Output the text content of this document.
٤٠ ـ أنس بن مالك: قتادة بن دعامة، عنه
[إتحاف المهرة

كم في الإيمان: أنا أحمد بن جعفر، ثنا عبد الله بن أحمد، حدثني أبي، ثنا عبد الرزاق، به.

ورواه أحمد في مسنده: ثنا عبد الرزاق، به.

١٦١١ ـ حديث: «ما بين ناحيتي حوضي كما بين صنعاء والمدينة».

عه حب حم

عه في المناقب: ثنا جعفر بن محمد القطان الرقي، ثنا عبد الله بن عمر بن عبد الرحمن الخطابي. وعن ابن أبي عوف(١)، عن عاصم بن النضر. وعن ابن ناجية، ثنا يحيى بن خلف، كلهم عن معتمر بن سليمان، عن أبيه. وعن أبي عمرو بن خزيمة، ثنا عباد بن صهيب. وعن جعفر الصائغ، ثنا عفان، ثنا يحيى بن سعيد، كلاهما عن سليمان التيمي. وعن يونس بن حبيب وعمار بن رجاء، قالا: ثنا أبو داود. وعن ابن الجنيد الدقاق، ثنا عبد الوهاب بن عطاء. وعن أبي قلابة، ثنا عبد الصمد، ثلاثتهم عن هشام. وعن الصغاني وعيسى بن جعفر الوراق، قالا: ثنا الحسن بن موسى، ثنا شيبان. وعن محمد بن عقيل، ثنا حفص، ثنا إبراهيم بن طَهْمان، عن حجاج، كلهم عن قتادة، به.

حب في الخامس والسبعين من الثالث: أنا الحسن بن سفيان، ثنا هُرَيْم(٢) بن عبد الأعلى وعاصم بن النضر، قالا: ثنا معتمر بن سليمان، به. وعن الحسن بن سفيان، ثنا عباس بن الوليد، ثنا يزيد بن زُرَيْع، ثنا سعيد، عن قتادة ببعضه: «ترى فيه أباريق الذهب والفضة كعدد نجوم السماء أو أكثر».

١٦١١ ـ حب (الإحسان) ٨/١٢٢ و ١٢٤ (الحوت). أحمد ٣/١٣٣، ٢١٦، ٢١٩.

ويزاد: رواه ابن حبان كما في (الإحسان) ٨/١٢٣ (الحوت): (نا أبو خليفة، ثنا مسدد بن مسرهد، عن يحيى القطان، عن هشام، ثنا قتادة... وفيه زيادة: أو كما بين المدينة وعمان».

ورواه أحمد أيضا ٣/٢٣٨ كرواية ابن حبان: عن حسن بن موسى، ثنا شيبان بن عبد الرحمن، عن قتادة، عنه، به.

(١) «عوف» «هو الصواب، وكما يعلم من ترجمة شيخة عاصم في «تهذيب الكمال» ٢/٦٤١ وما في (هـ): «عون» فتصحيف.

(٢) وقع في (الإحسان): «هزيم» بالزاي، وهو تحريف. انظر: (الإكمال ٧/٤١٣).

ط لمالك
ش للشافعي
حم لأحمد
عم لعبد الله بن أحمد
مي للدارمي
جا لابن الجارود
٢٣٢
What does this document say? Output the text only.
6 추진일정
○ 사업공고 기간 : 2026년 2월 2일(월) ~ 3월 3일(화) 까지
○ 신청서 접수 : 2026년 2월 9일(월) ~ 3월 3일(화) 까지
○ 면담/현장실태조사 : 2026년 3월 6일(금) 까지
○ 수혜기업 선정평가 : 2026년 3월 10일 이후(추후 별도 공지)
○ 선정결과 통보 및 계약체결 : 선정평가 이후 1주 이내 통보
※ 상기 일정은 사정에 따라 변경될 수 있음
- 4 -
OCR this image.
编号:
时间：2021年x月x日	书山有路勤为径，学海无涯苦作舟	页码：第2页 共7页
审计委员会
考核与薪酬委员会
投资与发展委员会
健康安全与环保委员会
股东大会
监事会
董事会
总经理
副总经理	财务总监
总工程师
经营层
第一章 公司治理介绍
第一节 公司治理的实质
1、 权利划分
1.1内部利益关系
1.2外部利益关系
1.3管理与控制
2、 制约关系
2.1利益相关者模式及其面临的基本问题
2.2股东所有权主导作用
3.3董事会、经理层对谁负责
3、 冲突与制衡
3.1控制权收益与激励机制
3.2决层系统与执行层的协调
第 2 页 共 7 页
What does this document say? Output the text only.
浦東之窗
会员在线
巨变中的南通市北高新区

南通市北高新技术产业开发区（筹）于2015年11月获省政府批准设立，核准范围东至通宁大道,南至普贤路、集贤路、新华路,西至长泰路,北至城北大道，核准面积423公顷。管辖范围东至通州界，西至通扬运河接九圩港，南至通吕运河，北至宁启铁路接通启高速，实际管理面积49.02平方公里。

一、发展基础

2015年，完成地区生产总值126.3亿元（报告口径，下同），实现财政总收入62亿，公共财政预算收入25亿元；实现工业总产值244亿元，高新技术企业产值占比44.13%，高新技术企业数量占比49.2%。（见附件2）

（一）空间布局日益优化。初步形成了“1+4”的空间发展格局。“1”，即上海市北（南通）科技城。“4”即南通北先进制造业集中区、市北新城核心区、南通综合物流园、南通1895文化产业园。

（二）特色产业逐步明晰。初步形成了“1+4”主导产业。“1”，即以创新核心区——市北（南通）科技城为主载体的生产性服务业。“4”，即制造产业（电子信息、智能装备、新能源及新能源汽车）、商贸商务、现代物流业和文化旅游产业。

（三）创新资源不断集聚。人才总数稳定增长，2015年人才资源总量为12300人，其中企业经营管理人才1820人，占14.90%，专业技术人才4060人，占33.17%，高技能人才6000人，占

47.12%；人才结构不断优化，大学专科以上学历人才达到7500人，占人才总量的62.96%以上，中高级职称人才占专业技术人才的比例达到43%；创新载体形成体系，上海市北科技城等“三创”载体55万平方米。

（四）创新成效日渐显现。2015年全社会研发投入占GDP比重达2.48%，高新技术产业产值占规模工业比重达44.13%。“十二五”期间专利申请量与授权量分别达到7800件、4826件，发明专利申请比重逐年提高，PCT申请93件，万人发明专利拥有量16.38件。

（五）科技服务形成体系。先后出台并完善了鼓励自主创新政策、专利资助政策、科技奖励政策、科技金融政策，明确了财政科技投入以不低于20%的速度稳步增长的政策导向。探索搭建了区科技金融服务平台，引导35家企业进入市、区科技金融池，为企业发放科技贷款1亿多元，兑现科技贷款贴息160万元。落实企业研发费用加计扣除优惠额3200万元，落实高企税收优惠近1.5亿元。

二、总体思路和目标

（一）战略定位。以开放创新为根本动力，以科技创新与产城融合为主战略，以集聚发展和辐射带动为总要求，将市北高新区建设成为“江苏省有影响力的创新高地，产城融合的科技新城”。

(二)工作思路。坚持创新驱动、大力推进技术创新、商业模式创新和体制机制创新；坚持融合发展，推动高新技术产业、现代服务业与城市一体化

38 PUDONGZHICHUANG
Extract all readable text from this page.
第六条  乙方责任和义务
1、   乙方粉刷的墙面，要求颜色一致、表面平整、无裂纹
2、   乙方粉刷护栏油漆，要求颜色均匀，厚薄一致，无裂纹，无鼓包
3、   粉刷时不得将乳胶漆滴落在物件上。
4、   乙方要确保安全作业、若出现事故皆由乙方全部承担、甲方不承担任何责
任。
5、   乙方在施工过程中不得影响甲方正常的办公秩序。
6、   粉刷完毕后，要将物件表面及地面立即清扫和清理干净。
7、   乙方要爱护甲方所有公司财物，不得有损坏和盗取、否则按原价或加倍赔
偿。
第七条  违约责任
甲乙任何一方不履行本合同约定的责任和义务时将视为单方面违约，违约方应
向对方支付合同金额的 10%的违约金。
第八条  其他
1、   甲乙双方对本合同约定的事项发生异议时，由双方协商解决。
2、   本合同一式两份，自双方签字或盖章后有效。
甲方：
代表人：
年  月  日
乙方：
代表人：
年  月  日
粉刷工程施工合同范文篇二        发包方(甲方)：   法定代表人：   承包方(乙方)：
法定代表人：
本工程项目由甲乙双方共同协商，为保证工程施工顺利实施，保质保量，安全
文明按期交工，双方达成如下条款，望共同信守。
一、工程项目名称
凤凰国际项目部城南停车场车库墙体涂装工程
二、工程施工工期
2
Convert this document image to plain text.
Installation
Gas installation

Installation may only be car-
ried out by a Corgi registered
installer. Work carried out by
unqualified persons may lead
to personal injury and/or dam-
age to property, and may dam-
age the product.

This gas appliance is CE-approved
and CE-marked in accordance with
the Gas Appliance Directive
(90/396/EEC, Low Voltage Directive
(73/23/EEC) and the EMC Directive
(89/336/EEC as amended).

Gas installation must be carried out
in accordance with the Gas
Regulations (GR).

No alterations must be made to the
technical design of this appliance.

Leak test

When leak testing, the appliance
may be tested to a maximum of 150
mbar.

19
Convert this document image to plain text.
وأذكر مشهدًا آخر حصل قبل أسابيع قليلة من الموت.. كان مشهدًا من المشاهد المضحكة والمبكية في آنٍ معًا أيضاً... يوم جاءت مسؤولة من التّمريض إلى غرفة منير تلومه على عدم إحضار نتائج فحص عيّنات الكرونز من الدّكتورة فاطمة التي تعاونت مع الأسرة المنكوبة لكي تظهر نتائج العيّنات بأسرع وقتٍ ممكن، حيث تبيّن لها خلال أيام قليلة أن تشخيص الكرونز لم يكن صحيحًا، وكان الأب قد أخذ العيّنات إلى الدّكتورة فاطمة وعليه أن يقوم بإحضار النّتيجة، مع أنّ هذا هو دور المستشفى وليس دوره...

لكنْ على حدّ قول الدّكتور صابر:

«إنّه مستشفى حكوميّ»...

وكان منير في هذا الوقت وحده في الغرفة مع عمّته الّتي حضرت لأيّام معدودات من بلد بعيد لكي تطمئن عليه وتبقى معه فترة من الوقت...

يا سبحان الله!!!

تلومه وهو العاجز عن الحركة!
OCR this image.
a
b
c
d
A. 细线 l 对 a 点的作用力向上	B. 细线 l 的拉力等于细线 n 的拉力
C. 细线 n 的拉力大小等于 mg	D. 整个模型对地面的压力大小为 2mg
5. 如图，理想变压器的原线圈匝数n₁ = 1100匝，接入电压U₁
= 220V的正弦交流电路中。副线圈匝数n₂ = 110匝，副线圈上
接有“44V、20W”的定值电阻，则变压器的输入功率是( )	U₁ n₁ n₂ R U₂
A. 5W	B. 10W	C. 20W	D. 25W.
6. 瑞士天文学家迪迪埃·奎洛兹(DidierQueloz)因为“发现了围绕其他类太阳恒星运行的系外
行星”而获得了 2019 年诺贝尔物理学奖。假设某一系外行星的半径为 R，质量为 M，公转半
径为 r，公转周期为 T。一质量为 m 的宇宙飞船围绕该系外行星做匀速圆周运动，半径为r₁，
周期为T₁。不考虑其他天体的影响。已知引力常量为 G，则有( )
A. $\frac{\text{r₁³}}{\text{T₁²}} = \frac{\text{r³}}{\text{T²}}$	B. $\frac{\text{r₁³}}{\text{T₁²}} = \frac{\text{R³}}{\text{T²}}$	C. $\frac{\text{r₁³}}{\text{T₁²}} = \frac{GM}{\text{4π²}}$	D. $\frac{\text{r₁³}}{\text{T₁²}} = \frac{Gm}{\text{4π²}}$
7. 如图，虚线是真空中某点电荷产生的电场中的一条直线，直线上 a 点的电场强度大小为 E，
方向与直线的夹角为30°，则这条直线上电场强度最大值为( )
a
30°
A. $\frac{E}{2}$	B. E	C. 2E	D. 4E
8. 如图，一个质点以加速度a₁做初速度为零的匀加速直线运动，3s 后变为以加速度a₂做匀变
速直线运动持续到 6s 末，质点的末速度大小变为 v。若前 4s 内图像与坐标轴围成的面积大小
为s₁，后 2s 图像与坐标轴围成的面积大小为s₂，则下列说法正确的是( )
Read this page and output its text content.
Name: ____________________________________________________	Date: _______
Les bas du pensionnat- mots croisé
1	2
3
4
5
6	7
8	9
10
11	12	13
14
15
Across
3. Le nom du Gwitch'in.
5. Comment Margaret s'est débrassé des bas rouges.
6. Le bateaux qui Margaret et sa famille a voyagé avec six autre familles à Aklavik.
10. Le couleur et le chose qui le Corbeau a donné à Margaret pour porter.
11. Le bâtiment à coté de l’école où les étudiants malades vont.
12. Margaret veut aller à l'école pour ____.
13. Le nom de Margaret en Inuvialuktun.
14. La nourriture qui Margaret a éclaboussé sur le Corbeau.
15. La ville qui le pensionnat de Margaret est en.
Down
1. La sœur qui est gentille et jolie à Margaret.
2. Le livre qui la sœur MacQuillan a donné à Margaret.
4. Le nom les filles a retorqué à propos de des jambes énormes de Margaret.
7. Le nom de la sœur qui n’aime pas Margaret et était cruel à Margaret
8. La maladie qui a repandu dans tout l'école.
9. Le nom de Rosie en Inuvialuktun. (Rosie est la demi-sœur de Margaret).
-----
What you are asked to do —
Write down only the number of lines that contain the string "ورواه" in the listing.

Reply —
2